#### Records to process ####
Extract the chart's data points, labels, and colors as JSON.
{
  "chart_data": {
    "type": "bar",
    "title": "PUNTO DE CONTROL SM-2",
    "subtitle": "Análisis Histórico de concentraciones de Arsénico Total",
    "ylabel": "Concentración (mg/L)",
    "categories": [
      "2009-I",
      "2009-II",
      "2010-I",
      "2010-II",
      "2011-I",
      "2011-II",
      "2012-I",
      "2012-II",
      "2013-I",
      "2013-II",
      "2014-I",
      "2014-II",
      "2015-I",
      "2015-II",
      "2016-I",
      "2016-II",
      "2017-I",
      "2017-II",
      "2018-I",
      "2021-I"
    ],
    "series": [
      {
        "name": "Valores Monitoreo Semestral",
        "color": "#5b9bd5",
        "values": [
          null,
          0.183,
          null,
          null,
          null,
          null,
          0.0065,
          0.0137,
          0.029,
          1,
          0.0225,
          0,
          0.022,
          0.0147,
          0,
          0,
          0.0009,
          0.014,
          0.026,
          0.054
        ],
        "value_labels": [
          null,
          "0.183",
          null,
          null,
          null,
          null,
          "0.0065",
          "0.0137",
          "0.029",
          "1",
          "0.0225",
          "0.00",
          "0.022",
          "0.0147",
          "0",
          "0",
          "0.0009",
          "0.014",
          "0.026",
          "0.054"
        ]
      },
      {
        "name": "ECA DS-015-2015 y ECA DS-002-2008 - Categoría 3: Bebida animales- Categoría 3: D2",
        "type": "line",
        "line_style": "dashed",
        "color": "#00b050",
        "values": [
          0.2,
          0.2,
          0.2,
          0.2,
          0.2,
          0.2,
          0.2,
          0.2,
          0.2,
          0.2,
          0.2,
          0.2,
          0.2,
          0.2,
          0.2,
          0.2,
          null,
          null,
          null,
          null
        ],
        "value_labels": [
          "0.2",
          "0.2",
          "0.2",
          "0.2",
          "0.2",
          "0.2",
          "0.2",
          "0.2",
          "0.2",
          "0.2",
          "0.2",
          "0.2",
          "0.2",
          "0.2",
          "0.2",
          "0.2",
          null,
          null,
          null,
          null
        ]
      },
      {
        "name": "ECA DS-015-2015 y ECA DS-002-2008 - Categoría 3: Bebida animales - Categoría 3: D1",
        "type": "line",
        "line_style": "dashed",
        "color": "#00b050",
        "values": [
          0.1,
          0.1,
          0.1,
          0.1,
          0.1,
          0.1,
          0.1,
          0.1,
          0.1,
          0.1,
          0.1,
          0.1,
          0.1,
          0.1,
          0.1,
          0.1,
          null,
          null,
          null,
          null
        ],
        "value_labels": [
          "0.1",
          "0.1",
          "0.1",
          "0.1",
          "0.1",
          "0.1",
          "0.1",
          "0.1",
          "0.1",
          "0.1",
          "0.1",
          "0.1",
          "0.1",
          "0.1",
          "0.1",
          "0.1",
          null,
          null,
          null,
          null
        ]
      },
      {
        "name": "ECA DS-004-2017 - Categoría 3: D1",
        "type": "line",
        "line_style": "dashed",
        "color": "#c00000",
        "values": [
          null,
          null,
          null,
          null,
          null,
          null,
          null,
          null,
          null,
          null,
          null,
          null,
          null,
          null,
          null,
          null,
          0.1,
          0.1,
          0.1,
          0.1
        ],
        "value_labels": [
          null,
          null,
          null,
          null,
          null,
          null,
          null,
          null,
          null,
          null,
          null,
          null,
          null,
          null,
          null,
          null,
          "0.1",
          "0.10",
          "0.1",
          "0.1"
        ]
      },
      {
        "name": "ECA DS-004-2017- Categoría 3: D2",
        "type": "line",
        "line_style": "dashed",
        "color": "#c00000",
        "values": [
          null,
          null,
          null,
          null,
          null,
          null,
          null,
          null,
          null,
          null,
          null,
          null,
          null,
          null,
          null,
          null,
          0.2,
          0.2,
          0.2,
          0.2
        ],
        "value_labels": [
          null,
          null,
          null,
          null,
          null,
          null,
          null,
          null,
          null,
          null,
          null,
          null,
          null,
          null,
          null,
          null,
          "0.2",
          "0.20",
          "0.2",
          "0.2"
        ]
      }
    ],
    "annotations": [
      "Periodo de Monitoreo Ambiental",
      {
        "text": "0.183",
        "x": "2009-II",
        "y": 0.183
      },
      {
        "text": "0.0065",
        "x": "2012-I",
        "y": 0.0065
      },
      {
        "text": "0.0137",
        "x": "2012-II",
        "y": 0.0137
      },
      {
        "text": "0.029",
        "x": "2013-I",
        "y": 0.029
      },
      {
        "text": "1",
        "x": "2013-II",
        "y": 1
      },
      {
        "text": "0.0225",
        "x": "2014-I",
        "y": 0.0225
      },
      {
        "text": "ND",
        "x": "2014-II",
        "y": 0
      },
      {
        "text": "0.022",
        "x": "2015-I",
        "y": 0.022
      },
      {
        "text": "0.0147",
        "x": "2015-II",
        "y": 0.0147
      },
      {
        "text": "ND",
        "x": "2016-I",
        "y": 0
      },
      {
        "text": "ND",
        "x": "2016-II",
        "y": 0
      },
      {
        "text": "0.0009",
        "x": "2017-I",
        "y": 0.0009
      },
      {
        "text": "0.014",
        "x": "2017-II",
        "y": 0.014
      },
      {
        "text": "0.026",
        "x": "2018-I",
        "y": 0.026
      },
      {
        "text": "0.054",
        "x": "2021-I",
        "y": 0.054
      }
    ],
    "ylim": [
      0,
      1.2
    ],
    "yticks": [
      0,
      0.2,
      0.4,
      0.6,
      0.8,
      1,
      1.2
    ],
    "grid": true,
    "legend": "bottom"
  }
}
####
Pick out, from the lines above, every one that contains the string "Bebida".

        "name": "ECA DS-015-2015 y ECA DS-002-2008 - Categoría 3: Bebida animales- Categoría 3: D2",
        "name": "ECA DS-015-2015 y ECA DS-002-2008 - Categoría 3: Bebida animales - Categoría 3: D1",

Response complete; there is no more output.